* **Instructions to follow**
In the entries below, find the lines with the word "this" and copy them.

* **Records for processing**
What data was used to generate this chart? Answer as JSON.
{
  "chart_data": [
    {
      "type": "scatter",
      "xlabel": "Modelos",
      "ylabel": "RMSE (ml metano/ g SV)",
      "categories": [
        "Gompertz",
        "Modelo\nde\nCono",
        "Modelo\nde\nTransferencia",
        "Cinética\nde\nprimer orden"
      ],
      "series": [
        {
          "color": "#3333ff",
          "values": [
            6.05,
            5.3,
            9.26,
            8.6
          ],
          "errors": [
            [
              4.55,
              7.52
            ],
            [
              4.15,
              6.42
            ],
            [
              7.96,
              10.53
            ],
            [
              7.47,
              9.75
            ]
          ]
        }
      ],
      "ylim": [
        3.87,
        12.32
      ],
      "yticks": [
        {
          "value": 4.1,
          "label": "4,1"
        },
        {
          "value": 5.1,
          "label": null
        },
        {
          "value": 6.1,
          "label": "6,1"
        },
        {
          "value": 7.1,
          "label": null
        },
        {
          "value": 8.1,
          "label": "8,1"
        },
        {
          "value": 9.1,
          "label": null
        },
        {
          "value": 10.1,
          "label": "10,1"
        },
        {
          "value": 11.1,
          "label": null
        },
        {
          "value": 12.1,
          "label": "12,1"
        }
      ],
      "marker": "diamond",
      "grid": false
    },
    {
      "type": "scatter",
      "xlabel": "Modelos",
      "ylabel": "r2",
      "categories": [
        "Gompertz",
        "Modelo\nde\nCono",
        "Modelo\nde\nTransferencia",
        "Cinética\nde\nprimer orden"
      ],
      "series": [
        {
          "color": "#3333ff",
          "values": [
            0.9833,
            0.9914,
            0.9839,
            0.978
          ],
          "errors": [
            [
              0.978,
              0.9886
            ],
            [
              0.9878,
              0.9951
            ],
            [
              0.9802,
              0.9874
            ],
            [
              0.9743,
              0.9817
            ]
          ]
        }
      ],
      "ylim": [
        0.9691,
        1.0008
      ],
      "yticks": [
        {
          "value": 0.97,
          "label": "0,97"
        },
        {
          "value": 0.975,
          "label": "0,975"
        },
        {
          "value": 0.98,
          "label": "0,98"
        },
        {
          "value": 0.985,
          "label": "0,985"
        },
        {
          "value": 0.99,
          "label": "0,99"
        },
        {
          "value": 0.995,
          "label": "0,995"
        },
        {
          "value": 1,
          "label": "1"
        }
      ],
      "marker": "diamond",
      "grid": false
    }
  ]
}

--

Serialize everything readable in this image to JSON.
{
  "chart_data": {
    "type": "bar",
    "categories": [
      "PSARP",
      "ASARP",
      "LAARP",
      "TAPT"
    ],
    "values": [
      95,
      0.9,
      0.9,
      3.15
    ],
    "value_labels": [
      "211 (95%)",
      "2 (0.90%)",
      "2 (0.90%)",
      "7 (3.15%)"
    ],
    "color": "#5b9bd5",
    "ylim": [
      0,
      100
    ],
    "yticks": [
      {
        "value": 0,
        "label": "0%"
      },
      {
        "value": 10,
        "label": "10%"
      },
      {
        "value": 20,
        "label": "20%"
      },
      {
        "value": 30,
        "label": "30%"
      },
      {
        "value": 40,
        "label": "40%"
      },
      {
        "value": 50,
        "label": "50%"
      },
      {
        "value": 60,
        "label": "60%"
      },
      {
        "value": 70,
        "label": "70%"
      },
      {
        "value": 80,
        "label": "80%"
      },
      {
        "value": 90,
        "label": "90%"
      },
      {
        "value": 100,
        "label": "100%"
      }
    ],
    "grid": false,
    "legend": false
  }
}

* **Result**
What data was used to generate this chart? Answer as JSON.
Serialize everything readable in this image to JSON.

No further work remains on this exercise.